* **What you need to do**
Exclude the pictures; give every entry again exactly as written.

+---+

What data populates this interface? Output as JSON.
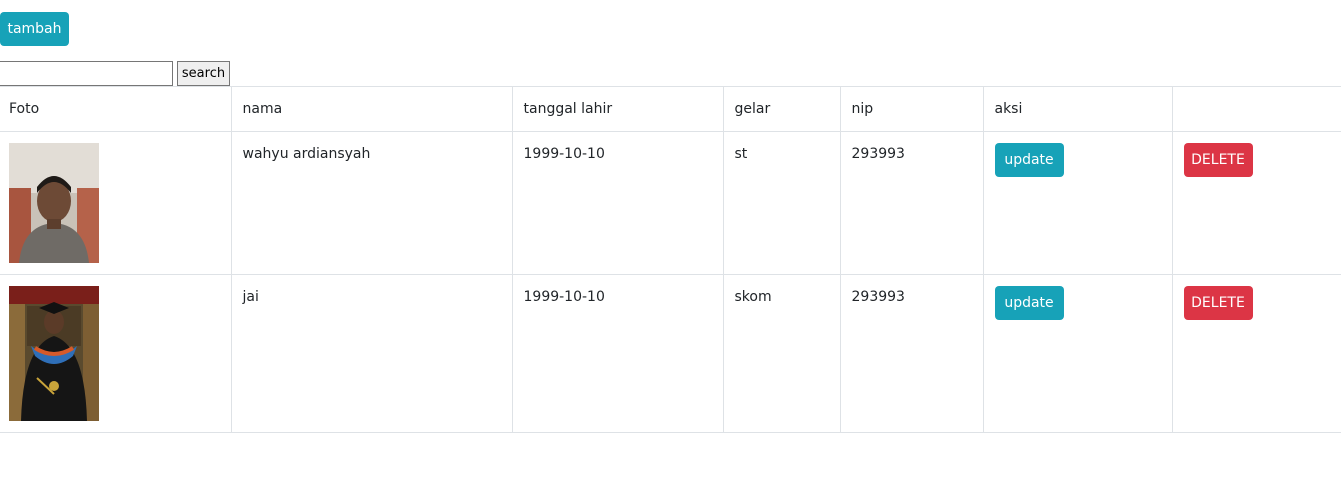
{
  "toolbar": {
    "add_label": "tambah"
  },
  "search": {
    "value": "",
    "placeholder": "",
    "button_label": "search"
  },
  "table": {
    "headers": [
      "Foto",
      "nama",
      "tanggal lahir",
      "gelar",
      "nip",
      "aksi"
    ],
    "rows": [
      {
        "photo_icon": "person-photo",
        "nama": "wahyu ardiansyah",
        "tanggal_lahir": "1999-10-10",
        "gelar": "st",
        "nip": "293993",
        "update_label": "update",
        "delete_label": "DELETE"
      },
      {
        "photo_icon": "graduation-photo",
        "nama": "jai",
        "tanggal_lahir": "1999-10-10",
        "gelar": "skom",
        "nip": "293993",
        "update_label": "update",
        "delete_label": "DELETE"
      }
    ]
  },
  "colors": {
    "info": "#17a2b8",
    "danger": "#dc3545",
    "border": "#dee2e6"
  }
}
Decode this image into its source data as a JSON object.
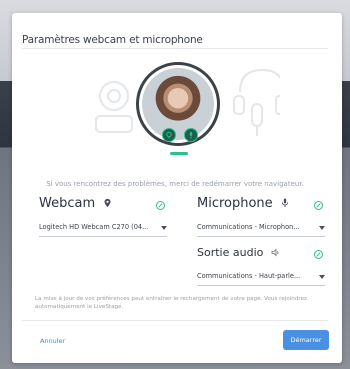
{
  "modal": {
    "title": "Paramètres webcam et microphone",
    "notice": "Si vous rencontrez des problèmes, merci de redémarrer votre navigateur.",
    "hint": "La mise à jour de vos préférences peut entraîner le rechargement de votre page. Vous rejoindrez automatiquement le LiveStage.",
    "cancel_label": "Annuler",
    "start_label": "Démarrer"
  },
  "webcam": {
    "title": "Webcam",
    "selected": "Logitech HD Webcam C270 (04..."
  },
  "microphone": {
    "title": "Microphone",
    "selected": "Communications - Microphon..."
  },
  "audio": {
    "title": "Sortie audio",
    "selected": "Communications - Haut-parle..."
  },
  "colors": {
    "accent": "#4a90e2",
    "ok": "#2bc08c"
  }
}
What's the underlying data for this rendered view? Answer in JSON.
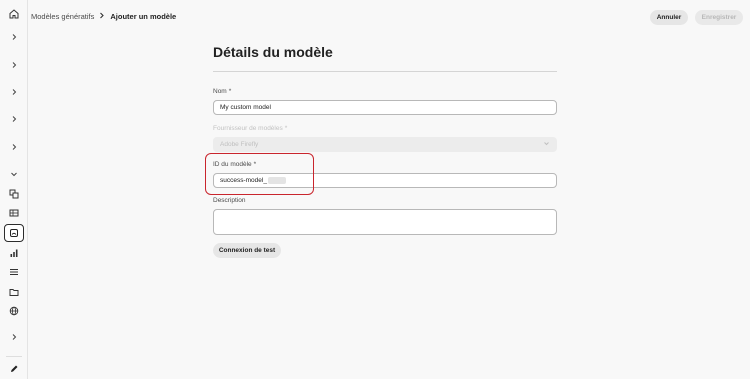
{
  "header": {
    "breadcrumb_parent": "Modèles génératifs",
    "breadcrumb_separator": ">",
    "breadcrumb_current": "Ajouter un modèle",
    "cancel_label": "Annuler",
    "save_label": "Enregistrer"
  },
  "form": {
    "title": "Détails du modèle",
    "name": {
      "label": "Nom",
      "required_mark": "*",
      "value": "My custom model"
    },
    "provider": {
      "label": "Fournisseur de modèles",
      "required_mark": "*",
      "value": "Adobe Firefly"
    },
    "model_id": {
      "label": "ID du modèle",
      "required_mark": "*",
      "value": "success-model_"
    },
    "description": {
      "label": "Description",
      "value": ""
    },
    "test_button_label": "Connexion de test"
  },
  "colors": {
    "highlight": "#c9252d",
    "background": "#f8f8f8",
    "disabled_text": "#c2c2c2"
  },
  "icons": {
    "rail": [
      "home-icon",
      "chevron-right-icon",
      "chevron-right-icon",
      "chevron-right-icon",
      "chevron-right-icon",
      "chevron-right-icon",
      "chevron-down-icon",
      "channels-icon",
      "table-icon",
      "generative-model-icon",
      "bar-chart-icon",
      "list-icon",
      "folder-icon",
      "globe-icon",
      "chevron-right-icon",
      "pencil-icon"
    ]
  }
}
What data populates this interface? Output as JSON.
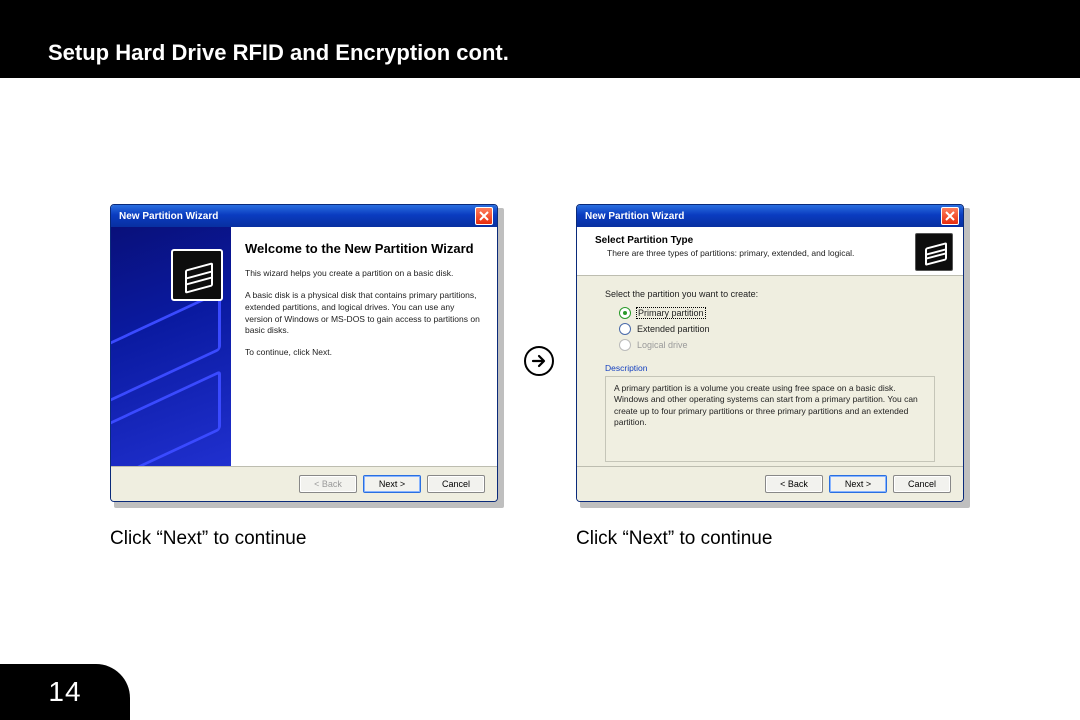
{
  "header": {
    "title": "Setup Hard Drive RFID and Encryption cont."
  },
  "page_number": "14",
  "captions": {
    "left": "Click “Next” to continue",
    "right": "Click “Next” to continue"
  },
  "wizard_left": {
    "title": "New Partition Wizard",
    "heading": "Welcome to the New Partition Wizard",
    "p1": "This wizard helps you create a partition on a basic disk.",
    "p2": "A basic disk is a physical disk that contains primary partitions, extended partitions, and logical drives. You can use any version of Windows or MS-DOS to gain access to partitions on basic disks.",
    "p3": "To continue, click Next.",
    "buttons": {
      "back": "< Back",
      "next": "Next >",
      "cancel": "Cancel"
    }
  },
  "wizard_right": {
    "title": "New Partition Wizard",
    "header_title": "Select Partition Type",
    "header_sub": "There are three types of partitions: primary, extended, and logical.",
    "prompt": "Select the partition you want to create:",
    "options": {
      "primary": "Primary partition",
      "extended": "Extended partition",
      "logical": "Logical drive"
    },
    "description_label": "Description",
    "description_text": "A primary partition is a volume you create using free space on a basic disk. Windows and other operating systems can start from a primary partition. You can create up to four primary partitions or three primary partitions and an extended partition.",
    "buttons": {
      "back": "< Back",
      "next": "Next >",
      "cancel": "Cancel"
    }
  }
}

+---+

* **The result**
What data populates this interface? Output as JSON.
{
  "toolbar": {
    "add_label": "tambah"
  },
  "search": {
    "value": "",
    "placeholder": "",
    "button_label": "search"
  },
  "table": {
    "headers": [
      "Foto",
      "nama",
      "tanggal lahir",
      "gelar",
      "nip",
      "aksi"
    ],
    "rows": [
      {
        "photo_icon": "person-photo",
        "nama": "wahyu ardiansyah",
        "tanggal_lahir": "1999-10-10",
        "gelar": "st",
        "nip": "293993",
        "update_label": "update",
        "delete_label": "DELETE"
      },
      {
        "photo_icon": "graduation-photo",
        "nama": "jai",
        "tanggal_lahir": "1999-10-10",
        "gelar": "skom",
        "nip": "293993",
        "update_label": "update",
        "delete_label": "DELETE"
      }
    ]
  },
  "colors": {
    "info": "#17a2b8",
    "danger": "#dc3545",
    "border": "#dee2e6"
  }
}
Decode this image into its source data as a JSON object.
{
  "modal": {
    "title": "Paramètres webcam et microphone",
    "notice": "Si vous rencontrez des problèmes, merci de redémarrer votre navigateur.",
    "hint": "La mise à jour de vos préférences peut entraîner le rechargement de votre page. Vous rejoindrez automatiquement le LiveStage.",
    "cancel_label": "Annuler",
    "start_label": "Démarrer"
  },
  "webcam": {
    "title": "Webcam",
    "selected": "Logitech HD Webcam C270 (04..."
  },
  "microphone": {
    "title": "Microphone",
    "selected": "Communications - Microphon..."
  },
  "audio": {
    "title": "Sortie audio",
    "selected": "Communications - Haut-parle..."
  },
  "colors": {
    "accent": "#4a90e2",
    "ok": "#2bc08c"
  }
}
What's the underlying data for this rendered view? Answer in JSON.
{
  "header": {
    "breadcrumb_parent": "Modèles génératifs",
    "breadcrumb_separator": ">",
    "breadcrumb_current": "Ajouter un modèle",
    "cancel_label": "Annuler",
    "save_label": "Enregistrer"
  },
  "form": {
    "title": "Détails du modèle",
    "name": {
      "label": "Nom",
      "required_mark": "*",
      "value": "My custom model"
    },
    "provider": {
      "label": "Fournisseur de modèles",
      "required_mark": "*",
      "value": "Adobe Firefly"
    },
    "model_id": {
      "label": "ID du modèle",
      "required_mark": "*",
      "value": "success-model_"
    },
    "description": {
      "label": "Description",
      "value": ""
    },
    "test_button_label": "Connexion de test"
  },
  "colors": {
    "highlight": "#c9252d",
    "background": "#f8f8f8",
    "disabled_text": "#c2c2c2"
  },
  "icons": {
    "rail": [
      "home-icon",
      "chevron-right-icon",
      "chevron-right-icon",
      "chevron-right-icon",
      "chevron-right-icon",
      "chevron-right-icon",
      "chevron-down-icon",
      "channels-icon",
      "table-icon",
      "generative-model-icon",
      "bar-chart-icon",
      "list-icon",
      "folder-icon",
      "globe-icon",
      "chevron-right-icon",
      "pencil-icon"
    ]
  }
}
What data populates this interface? Output as JSON.
{
  "header": {
    "title": "Setup Hard Drive RFID and Encryption cont."
  },
  "page_number": "14",
  "captions": {
    "left": "Click “Next” to continue",
    "right": "Click “Next” to continue"
  },
  "wizard_left": {
    "title": "New Partition Wizard",
    "heading": "Welcome to the New Partition Wizard",
    "p1": "This wizard helps you create a partition on a basic disk.",
    "p2": "A basic disk is a physical disk that contains primary partitions, extended partitions, and logical drives. You can use any version of Windows or MS-DOS to gain access to partitions on basic disks.",
    "p3": "To continue, click Next.",
    "buttons": {
      "back": "< Back",
      "next": "Next >",
      "cancel": "Cancel"
    }
  },
  "wizard_right": {
    "title": "New Partition Wizard",
    "header_title": "Select Partition Type",
    "header_sub": "There are three types of partitions: primary, extended, and logical.",
    "prompt": "Select the partition you want to create:",
    "options": {
      "primary": "Primary partition",
      "extended": "Extended partition",
      "logical": "Logical drive"
    },
    "description_label": "Description",
    "description_text": "A primary partition is a volume you create using free space on a basic disk. Windows and other operating systems can start from a primary partition. You can create up to four primary partitions or three primary partitions and an extended partition.",
    "buttons": {
      "back": "< Back",
      "next": "Next >",
      "cancel": "Cancel"
    }
  }
}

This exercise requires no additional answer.